### RAW DATA

____

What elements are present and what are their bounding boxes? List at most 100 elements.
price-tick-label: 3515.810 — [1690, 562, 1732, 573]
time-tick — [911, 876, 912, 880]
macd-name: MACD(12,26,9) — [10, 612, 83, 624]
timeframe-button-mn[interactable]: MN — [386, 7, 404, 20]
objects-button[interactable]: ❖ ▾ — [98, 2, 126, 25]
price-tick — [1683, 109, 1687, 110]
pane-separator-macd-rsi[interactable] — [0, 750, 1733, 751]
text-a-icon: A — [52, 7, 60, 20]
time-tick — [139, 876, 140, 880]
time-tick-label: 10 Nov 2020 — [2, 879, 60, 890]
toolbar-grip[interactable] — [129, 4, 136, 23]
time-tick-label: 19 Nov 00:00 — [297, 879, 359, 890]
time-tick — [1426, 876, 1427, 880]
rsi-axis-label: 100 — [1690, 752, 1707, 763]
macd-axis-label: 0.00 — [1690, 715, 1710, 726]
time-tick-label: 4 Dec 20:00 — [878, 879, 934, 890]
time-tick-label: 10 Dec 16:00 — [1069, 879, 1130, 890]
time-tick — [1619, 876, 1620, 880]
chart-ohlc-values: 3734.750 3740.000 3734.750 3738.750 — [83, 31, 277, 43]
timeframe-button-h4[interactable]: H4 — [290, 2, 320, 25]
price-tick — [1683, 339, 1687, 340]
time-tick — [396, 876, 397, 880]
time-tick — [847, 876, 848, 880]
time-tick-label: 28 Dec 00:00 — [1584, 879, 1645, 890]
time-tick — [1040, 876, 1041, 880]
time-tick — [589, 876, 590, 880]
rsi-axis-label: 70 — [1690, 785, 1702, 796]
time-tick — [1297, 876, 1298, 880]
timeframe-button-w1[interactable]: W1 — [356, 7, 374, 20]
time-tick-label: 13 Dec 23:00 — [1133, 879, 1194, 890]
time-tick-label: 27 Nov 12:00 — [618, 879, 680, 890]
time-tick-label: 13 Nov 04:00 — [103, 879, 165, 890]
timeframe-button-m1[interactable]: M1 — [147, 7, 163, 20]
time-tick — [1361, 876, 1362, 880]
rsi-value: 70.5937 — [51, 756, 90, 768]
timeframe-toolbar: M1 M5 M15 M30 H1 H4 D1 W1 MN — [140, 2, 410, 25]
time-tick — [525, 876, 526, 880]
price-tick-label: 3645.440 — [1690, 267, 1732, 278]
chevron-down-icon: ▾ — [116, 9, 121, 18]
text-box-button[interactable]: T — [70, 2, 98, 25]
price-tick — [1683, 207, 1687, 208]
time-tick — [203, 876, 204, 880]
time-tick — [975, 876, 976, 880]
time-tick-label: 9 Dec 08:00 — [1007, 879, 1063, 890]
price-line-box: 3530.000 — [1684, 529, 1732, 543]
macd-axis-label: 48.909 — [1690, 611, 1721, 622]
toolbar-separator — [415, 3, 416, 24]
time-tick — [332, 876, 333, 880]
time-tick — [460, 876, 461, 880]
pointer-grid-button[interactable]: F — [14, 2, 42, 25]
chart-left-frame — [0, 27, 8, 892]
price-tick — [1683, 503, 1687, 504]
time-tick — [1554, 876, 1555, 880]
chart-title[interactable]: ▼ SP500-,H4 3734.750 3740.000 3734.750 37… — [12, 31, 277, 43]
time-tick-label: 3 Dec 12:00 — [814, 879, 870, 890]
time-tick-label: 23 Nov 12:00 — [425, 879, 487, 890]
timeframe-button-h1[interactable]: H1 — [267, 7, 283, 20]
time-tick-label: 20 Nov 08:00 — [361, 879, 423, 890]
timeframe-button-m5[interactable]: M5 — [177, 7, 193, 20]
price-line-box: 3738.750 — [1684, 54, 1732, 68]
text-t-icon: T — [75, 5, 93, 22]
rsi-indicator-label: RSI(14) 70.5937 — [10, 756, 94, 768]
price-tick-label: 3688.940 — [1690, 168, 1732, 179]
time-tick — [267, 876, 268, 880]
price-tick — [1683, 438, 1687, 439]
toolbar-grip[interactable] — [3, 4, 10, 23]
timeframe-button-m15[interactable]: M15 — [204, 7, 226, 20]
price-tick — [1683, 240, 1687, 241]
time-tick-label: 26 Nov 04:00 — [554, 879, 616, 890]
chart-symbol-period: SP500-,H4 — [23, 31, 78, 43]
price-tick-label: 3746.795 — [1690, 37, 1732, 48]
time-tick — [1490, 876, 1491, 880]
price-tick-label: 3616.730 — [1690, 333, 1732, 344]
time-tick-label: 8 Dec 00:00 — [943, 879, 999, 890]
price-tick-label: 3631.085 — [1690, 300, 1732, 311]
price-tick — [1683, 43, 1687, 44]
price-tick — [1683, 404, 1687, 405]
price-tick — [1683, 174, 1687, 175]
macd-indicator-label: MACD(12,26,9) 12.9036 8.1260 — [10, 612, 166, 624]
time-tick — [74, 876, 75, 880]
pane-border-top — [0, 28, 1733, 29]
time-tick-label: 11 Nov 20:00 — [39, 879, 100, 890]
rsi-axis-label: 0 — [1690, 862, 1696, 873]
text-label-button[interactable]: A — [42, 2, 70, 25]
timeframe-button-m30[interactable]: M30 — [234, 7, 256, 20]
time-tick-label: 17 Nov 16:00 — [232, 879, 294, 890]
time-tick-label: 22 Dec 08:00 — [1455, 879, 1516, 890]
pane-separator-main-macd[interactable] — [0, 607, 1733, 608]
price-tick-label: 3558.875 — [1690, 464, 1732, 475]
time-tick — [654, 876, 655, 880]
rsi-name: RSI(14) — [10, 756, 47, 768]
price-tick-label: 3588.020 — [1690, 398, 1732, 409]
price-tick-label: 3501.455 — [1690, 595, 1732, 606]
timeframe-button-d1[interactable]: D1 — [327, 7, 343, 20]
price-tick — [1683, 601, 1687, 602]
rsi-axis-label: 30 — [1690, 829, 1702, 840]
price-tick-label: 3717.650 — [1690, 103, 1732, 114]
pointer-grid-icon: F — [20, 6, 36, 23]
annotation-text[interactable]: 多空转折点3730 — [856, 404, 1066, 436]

____

Turn every line of the material above into a JSON list of strings, one string per line, leaving out blank lines.

[
  "What elements are present and what are their bounding boxes? List at most 100 elements.",
  "price-tick-label: 3515.810 — [1690, 562, 1732, 573]",
  "time-tick — [911, 876, 912, 880]",
  "macd-name: MACD(12,26,9) — [10, 612, 83, 624]",
  "timeframe-button-mn[interactable]: MN — [386, 7, 404, 20]",
  "objects-button[interactable]: ❖ ▾ — [98, 2, 126, 25]",
  "price-tick — [1683, 109, 1687, 110]",
  "pane-separator-macd-rsi[interactable] — [0, 750, 1733, 751]",
  "text-a-icon: A — [52, 7, 60, 20]",
  "time-tick — [139, 876, 140, 880]",
  "time-tick-label: 10 Nov 2020 — [2, 879, 60, 890]",
  "toolbar-grip[interactable] — [129, 4, 136, 23]",
  "time-tick-label: 19 Nov 00:00 — [297, 879, 359, 890]",
  "time-tick — [1426, 876, 1427, 880]",
  "rsi-axis-label: 100 — [1690, 752, 1707, 763]",
  "macd-axis-label: 0.00 — [1690, 715, 1710, 726]",
  "time-tick-label: 4 Dec 20:00 — [878, 879, 934, 890]",
  "time-tick-label: 10 Dec 16:00 — [1069, 879, 1130, 890]",
  "time-tick — [1619, 876, 1620, 880]",
  "chart-ohlc-values: 3734.750 3740.000 3734.750 3738.750 — [83, 31, 277, 43]",
  "timeframe-button-h4[interactable]: H4 — [290, 2, 320, 25]",
  "price-tick — [1683, 339, 1687, 340]",
  "time-tick — [396, 876, 397, 880]",
  "time-tick — [847, 876, 848, 880]",
  "time-tick-label: 28 Dec 00:00 — [1584, 879, 1645, 890]",
  "time-tick — [1040, 876, 1041, 880]",
  "time-tick — [589, 876, 590, 880]",
  "rsi-axis-label: 70 — [1690, 785, 1702, 796]",
  "time-tick — [1297, 876, 1298, 880]",
  "timeframe-button-w1[interactable]: W1 — [356, 7, 374, 20]",
  "time-tick-label: 13 Dec 23:00 — [1133, 879, 1194, 890]",
  "time-tick-label: 27 Nov 12:00 — [618, 879, 680, 890]",
  "time-tick-label: 13 Nov 04:00 — [103, 879, 165, 890]",
  "timeframe-button-m1[interactable]: M1 — [147, 7, 163, 20]",
  "time-tick — [1361, 876, 1362, 880]",
  "rsi-value: 70.5937 — [51, 756, 90, 768]",
  "timeframe-toolbar: M1 M5 M15 M30 H1 H4 D1 W1 MN — [140, 2, 410, 25]",
  "time-tick — [525, 876, 526, 880]",
  "price-tick-label: 3645.440 — [1690, 267, 1732, 278]",
  "chevron-down-icon: ▾ — [116, 9, 121, 18]",
  "text-box-button[interactable]: T — [70, 2, 98, 25]",
  "price-tick — [1683, 207, 1687, 208]",
  "time-tick — [203, 876, 204, 880]",
  "time-tick — [975, 876, 976, 880]",
  "time-tick-label: 9 Dec 08:00 — [1007, 879, 1063, 890]",
  "price-line-box: 3530.000 — [1684, 529, 1732, 543]",
  "macd-axis-label: 48.909 — [1690, 611, 1721, 622]",
  "toolbar-separator — [415, 3, 416, 24]",
  "time-tick — [332, 876, 333, 880]",
  "time-tick — [460, 876, 461, 880]",
  "pointer-grid-button[interactable]: F — [14, 2, 42, 25]",
  "chart-left-frame — [0, 27, 8, 892]",
  "price-tick — [1683, 503, 1687, 504]",
  "time-tick — [1554, 876, 1555, 880]",
  "chart-title[interactable]: ▼ SP500-,H4 3734.750 3740.000 3734.750 37… — [12, 31, 277, 43]",
  "time-tick-label: 3 Dec 12:00 — [814, 879, 870, 890]",
  "time-tick-label: 23 Nov 12:00 — [425, 879, 487, 890]",
  "timeframe-button-h1[interactable]: H1 — [267, 7, 283, 20]",
  "time-tick-label: 20 Nov 08:00 — [361, 879, 423, 890]",
  "timeframe-button-m5[interactable]: M5 — [177, 7, 193, 20]",
  "price-line-box: 3738.750 — [1684, 54, 1732, 68]",
  "text-t-icon: T — [75, 5, 93, 22]",
  "rsi-indicator-label: RSI(14) 70.5937 — [10, 756, 94, 768]",
  "price-tick-label: 3688.940 — [1690, 168, 1732, 179]",
  "time-tick — [267, 876, 268, 880]",
  "price-tick — [1683, 438, 1687, 439]",
  "toolbar-grip[interactable] — [3, 4, 10, 23]",
  "timeframe-button-m15[interactable]: M15 — [204, 7, 226, 20]",
  "price-tick — [1683, 240, 1687, 241]",
  "time-tick-label: 26 Nov 04:00 — [554, 879, 616, 890]",
  "chart-symbol-period: SP500-,H4 — [23, 31, 78, 43]",
  "price-tick-label: 3746.795 — [1690, 37, 1732, 48]",
  "time-tick — [1490, 876, 1491, 880]",
  "price-tick-label: 3616.730 — [1690, 333, 1732, 344]",
  "time-tick-label: 8 Dec 00:00 — [943, 879, 999, 890]",
  "price-tick-label: 3631.085 — [1690, 300, 1732, 311]",
  "price-tick — [1683, 43, 1687, 44]",
  "price-tick — [1683, 404, 1687, 405]",
  "price-tick — [1683, 174, 1687, 175]",
  "macd-indicator-label: MACD(12,26,9) 12.9036 8.1260 — [10, 612, 166, 624]",
  "time-tick — [74, 876, 75, 880]",
  "pane-border-top — [0, 28, 1733, 29]",
  "time-tick-label: 11 Nov 20:00 — [39, 879, 100, 890]",
  "rsi-axis-label: 0 — [1690, 862, 1696, 873]",
  "text-label-button[interactable]: A — [42, 2, 70, 25]",
  "timeframe-button-m30[interactable]: M30 — [234, 7, 256, 20]",
  "time-tick-label: 17 Nov 16:00 — [232, 879, 294, 890]",
  "time-tick-label: 22 Dec 08:00 — [1455, 879, 1516, 890]",
  "pane-separator-main-macd[interactable] — [0, 607, 1733, 608]",
  "price-tick-label: 3558.875 — [1690, 464, 1732, 475]",
  "time-tick — [654, 876, 655, 880]",
  "rsi-name: RSI(14) — [10, 756, 47, 768]",
  "price-tick-label: 3588.020 — [1690, 398, 1732, 409]",
  "price-tick-label: 3501.455 — [1690, 595, 1732, 606]",
  "timeframe-button-d1[interactable]: D1 — [327, 7, 343, 20]",
  "price-tick — [1683, 601, 1687, 602]",
  "rsi-axis-label: 30 — [1690, 829, 1702, 840]",
  "price-tick-label: 3717.650 — [1690, 103, 1732, 114]",
  "pointer-grid-icon: F — [20, 6, 36, 23]",
  "annotation-text[interactable]: 多空转折点3730 — [856, 404, 1066, 436]"
]